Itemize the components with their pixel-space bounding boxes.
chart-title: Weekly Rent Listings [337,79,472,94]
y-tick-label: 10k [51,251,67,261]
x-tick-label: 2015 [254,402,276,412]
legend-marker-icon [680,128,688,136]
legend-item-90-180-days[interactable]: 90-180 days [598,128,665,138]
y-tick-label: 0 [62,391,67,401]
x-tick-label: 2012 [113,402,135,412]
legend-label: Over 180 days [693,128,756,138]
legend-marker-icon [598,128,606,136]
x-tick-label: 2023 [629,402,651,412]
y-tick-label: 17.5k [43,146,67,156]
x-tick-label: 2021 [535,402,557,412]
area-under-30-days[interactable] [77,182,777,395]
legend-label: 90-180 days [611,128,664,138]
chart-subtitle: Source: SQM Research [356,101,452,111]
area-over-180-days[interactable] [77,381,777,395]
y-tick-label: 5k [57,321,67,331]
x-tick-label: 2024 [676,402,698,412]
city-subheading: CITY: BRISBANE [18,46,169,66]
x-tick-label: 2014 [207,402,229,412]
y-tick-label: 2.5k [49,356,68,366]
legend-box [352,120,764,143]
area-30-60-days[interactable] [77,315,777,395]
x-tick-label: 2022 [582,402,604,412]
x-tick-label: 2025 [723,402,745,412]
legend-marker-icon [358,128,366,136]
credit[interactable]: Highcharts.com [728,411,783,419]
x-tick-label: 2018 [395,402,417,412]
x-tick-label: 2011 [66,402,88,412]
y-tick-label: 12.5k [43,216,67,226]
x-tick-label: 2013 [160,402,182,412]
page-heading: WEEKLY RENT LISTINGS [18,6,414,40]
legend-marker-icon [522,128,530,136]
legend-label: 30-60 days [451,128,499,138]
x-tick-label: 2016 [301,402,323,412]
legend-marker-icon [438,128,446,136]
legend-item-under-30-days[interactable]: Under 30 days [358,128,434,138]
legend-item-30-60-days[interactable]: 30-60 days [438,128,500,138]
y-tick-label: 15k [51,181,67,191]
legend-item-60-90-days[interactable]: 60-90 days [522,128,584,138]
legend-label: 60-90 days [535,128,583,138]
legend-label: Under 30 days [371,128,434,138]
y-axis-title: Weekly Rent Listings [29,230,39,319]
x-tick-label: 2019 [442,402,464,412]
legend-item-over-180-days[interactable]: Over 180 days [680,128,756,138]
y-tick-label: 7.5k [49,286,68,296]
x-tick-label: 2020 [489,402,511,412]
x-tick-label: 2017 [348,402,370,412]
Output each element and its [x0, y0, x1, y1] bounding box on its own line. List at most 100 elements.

> _Problem_
Turn the stretch of items from the start through the line containing "x-tick-label: 2011 [66,402,88,412]" into a numbered list, leaving out blank lines.

> _Answer for the task_
1. Itemize the components with their pixel-space bounding boxes.
2. chart-title: Weekly Rent Listings [337,79,472,94]
3. y-tick-label: 10k [51,251,67,261]
4. x-tick-label: 2015 [254,402,276,412]
5. legend-marker-icon [680,128,688,136]
6. legend-item-90-180-days[interactable]: 90-180 days [598,128,665,138]
7. y-tick-label: 0 [62,391,67,401]
8. x-tick-label: 2012 [113,402,135,412]
9. legend-label: Over 180 days [693,128,756,138]
10. legend-marker-icon [598,128,606,136]
11. x-tick-label: 2023 [629,402,651,412]
12. y-tick-label: 17.5k [43,146,67,156]
13. x-tick-label: 2021 [535,402,557,412]
14. area-under-30-days[interactable] [77,182,777,395]
15. legend-label: 90-180 days [611,128,664,138]
16. chart-subtitle: Source: SQM Research [356,101,452,111]
17. area-over-180-days[interactable] [77,381,777,395]
18. y-tick-label: 5k [57,321,67,331]
19. x-tick-label: 2024 [676,402,698,412]
20. city-subheading: CITY: BRISBANE [18,46,169,66]
21. x-tick-label: 2014 [207,402,229,412]
22. y-tick-label: 2.5k [49,356,68,366]
23. legend-box [352,120,764,143]
24. area-30-60-days[interactable] [77,315,777,395]
25. x-tick-label: 2022 [582,402,604,412]
26. x-tick-label: 2025 [723,402,745,412]
27. legend-marker-icon [358,128,366,136]
28. credit[interactable]: Highcharts.com [728,411,783,419]
29. x-tick-label: 2018 [395,402,417,412]
30. x-tick-label: 2011 [66,402,88,412]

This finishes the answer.